— Start of Supplied data —

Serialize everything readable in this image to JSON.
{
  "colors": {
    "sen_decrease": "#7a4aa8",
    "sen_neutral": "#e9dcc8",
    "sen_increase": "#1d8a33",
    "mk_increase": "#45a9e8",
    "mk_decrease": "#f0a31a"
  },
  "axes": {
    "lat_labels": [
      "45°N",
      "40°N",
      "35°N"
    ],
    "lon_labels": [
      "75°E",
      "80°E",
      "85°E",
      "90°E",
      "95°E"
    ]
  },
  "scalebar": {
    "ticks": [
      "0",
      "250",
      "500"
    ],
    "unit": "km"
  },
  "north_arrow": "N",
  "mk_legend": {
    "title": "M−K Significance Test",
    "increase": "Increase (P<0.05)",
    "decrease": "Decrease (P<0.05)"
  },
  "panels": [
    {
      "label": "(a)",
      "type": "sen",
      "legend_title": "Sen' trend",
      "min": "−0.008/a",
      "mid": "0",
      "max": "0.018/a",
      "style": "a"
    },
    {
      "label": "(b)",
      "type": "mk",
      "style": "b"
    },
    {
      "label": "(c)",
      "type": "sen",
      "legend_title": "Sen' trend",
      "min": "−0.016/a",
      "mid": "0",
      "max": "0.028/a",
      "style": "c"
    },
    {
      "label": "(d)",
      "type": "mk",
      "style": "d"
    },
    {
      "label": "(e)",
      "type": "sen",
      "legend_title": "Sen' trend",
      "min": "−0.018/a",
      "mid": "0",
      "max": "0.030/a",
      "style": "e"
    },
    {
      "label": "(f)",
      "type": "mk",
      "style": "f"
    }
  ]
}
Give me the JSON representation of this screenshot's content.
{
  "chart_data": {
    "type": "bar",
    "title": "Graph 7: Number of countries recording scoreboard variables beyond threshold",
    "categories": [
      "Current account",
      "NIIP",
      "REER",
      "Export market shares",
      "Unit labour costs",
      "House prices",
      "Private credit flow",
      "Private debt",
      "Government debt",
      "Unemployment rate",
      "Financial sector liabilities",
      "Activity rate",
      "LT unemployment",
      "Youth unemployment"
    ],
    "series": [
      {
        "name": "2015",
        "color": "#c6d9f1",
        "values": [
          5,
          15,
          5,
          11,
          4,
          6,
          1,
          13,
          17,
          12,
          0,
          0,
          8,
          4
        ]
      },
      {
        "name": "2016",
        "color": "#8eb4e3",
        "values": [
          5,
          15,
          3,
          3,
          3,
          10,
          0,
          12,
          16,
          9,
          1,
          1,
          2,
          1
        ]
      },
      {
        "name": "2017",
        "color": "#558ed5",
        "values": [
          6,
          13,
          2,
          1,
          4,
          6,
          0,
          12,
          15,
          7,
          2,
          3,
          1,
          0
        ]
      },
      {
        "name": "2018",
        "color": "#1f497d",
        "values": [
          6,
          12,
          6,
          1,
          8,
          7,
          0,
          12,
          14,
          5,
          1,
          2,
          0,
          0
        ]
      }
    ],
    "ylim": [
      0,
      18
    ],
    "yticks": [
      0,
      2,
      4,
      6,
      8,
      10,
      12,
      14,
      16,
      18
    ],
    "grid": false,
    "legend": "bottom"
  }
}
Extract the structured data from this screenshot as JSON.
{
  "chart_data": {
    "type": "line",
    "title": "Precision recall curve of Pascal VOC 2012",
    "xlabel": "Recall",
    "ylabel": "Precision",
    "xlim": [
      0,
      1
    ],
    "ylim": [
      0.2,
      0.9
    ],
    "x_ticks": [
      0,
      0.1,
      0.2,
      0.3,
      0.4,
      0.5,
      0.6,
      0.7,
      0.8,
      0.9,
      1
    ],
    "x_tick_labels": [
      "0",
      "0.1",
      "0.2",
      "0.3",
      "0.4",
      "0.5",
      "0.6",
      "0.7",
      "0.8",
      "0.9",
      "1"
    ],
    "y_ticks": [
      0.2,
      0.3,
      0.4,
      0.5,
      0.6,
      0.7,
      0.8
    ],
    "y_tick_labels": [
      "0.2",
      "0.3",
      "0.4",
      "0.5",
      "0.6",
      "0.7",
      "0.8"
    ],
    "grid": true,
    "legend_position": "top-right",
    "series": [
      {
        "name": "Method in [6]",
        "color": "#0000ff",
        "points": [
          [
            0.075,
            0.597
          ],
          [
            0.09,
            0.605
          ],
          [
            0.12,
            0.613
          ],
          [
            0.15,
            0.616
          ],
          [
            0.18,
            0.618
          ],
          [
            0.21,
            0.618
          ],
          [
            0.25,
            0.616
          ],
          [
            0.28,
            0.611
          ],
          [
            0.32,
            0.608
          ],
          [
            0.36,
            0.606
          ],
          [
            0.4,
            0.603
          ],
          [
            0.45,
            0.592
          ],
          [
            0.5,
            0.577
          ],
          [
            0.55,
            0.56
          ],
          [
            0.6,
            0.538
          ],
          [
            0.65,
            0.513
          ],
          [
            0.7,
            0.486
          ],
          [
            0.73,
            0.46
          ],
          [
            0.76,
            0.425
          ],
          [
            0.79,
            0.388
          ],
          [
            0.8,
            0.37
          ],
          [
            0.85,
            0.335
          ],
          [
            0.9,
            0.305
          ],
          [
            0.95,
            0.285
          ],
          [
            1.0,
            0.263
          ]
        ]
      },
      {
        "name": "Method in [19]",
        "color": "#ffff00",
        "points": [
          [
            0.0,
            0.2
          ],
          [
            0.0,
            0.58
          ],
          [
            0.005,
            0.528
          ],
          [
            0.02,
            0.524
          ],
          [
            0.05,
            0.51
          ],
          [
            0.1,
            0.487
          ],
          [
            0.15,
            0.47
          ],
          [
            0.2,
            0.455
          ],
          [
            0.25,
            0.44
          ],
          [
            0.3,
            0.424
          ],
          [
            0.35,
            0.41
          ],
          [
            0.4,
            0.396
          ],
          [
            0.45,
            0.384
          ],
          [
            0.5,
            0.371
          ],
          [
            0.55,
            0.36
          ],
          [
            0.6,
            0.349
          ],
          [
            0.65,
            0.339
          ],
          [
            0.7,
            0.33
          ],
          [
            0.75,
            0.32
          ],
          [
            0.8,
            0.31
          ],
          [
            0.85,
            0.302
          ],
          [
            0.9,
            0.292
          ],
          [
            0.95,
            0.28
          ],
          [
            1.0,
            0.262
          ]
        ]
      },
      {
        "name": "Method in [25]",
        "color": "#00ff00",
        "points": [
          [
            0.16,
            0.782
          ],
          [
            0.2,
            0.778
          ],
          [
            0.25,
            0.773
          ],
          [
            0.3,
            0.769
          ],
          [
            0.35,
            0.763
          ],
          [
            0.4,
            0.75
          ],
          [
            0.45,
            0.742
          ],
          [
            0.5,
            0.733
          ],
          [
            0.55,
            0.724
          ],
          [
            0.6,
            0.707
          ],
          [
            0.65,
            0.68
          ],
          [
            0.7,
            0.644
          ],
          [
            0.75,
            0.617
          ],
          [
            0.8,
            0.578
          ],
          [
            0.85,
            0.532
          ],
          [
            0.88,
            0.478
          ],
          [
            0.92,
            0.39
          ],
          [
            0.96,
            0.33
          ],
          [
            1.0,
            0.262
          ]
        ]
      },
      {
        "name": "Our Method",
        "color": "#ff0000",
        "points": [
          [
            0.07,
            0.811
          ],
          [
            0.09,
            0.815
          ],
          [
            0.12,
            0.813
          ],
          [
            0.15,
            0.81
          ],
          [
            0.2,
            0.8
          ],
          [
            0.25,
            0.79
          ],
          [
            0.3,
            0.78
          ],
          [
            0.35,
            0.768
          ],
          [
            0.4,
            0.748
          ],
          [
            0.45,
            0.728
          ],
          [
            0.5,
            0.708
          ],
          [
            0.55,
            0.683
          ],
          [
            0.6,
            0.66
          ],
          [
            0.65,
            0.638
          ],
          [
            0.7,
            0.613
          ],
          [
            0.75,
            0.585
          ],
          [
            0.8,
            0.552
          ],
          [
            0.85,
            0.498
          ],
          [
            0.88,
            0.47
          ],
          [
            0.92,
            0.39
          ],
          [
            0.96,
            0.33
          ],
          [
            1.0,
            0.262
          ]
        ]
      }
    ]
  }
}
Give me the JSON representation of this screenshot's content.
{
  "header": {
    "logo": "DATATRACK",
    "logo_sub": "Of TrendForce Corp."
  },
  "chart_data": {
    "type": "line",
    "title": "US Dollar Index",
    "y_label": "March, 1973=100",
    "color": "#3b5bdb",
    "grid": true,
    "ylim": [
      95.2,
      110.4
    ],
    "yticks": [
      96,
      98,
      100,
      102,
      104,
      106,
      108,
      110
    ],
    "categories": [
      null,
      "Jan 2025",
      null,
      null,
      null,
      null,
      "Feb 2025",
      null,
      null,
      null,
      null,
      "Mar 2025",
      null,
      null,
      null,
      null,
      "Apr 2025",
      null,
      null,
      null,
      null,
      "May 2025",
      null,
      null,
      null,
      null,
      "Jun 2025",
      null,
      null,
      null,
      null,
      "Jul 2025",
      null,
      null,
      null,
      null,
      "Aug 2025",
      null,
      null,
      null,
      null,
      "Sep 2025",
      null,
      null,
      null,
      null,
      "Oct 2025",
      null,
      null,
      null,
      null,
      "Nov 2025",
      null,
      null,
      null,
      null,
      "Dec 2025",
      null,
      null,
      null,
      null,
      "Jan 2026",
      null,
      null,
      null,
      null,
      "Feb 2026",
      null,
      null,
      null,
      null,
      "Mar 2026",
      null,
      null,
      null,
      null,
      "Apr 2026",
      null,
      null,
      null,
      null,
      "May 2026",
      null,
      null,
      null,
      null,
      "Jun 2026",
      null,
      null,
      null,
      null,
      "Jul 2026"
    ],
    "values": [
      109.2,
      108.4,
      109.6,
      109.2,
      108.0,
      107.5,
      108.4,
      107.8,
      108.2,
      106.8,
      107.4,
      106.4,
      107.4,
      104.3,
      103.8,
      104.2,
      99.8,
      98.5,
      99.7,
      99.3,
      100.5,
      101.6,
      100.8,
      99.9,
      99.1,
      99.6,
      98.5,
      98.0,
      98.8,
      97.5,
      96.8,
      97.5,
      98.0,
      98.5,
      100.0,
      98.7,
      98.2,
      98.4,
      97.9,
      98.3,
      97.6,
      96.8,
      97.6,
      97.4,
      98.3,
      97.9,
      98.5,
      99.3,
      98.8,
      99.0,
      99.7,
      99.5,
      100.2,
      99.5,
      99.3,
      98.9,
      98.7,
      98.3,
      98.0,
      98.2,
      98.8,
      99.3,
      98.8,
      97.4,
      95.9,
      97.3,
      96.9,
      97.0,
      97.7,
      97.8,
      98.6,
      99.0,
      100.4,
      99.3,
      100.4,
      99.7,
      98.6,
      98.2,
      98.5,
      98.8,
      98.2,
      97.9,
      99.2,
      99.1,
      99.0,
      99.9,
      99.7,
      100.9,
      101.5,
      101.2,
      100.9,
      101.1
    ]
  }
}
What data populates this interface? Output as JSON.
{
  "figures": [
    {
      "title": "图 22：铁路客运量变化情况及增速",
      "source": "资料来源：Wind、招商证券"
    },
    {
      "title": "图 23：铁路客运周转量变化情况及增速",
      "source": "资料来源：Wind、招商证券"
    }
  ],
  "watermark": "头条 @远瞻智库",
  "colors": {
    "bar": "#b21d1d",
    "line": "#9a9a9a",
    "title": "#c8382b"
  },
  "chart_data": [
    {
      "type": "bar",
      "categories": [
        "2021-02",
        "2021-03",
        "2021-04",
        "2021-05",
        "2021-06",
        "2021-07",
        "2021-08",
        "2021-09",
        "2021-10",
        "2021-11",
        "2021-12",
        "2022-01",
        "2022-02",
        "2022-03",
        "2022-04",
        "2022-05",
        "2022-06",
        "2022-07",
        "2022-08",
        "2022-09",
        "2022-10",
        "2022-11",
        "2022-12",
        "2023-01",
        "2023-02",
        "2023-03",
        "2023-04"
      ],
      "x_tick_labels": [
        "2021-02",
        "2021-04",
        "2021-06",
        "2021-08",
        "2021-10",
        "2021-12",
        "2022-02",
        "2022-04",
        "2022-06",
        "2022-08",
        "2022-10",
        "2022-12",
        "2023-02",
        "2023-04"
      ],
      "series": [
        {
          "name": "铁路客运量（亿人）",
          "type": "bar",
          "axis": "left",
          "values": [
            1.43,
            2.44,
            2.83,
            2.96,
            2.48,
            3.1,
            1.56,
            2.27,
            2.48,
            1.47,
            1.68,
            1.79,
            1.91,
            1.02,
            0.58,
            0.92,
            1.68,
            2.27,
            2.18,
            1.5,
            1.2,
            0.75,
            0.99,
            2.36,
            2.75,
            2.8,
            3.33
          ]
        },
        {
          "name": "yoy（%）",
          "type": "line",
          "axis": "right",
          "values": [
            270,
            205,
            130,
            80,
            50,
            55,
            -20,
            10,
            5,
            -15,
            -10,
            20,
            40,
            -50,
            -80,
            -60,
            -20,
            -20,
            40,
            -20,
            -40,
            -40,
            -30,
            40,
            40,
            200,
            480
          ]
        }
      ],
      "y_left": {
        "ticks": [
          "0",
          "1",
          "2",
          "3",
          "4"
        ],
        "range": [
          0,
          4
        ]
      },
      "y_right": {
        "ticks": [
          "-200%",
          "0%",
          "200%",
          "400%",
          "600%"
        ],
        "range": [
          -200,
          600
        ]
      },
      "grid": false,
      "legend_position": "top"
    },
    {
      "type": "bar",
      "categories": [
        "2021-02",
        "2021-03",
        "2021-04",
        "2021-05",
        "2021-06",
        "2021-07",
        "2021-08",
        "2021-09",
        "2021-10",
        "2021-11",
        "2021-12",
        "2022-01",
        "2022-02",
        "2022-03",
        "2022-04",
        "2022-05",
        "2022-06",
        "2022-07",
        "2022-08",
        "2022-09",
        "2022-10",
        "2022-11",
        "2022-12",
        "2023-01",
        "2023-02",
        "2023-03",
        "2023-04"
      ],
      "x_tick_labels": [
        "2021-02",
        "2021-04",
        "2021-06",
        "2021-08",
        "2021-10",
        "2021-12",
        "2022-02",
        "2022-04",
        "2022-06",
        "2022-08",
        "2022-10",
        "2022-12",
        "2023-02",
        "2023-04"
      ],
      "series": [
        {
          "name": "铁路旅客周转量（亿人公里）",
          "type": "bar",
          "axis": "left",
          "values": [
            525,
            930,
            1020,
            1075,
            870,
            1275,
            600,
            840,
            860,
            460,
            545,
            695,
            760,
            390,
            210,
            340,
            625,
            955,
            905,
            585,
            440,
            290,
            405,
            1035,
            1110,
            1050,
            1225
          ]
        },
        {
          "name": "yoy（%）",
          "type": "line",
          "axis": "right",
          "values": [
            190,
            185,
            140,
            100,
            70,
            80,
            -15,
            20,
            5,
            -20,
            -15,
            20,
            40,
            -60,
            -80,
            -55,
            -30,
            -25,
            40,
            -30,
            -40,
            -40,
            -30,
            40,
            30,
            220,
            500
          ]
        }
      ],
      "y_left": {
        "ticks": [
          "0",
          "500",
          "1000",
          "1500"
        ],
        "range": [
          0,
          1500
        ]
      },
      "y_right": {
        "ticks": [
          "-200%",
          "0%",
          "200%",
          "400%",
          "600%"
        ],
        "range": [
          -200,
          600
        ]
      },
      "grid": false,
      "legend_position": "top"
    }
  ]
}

— End of Supplied data —

*Work instructions:*
Copy out each line in the preceding records that contains "Method".

*Final result:*
        "name": "Method in [6]",
        "name": "Method in [19]",
        "name": "Method in [25]",
        "name": "Our Method",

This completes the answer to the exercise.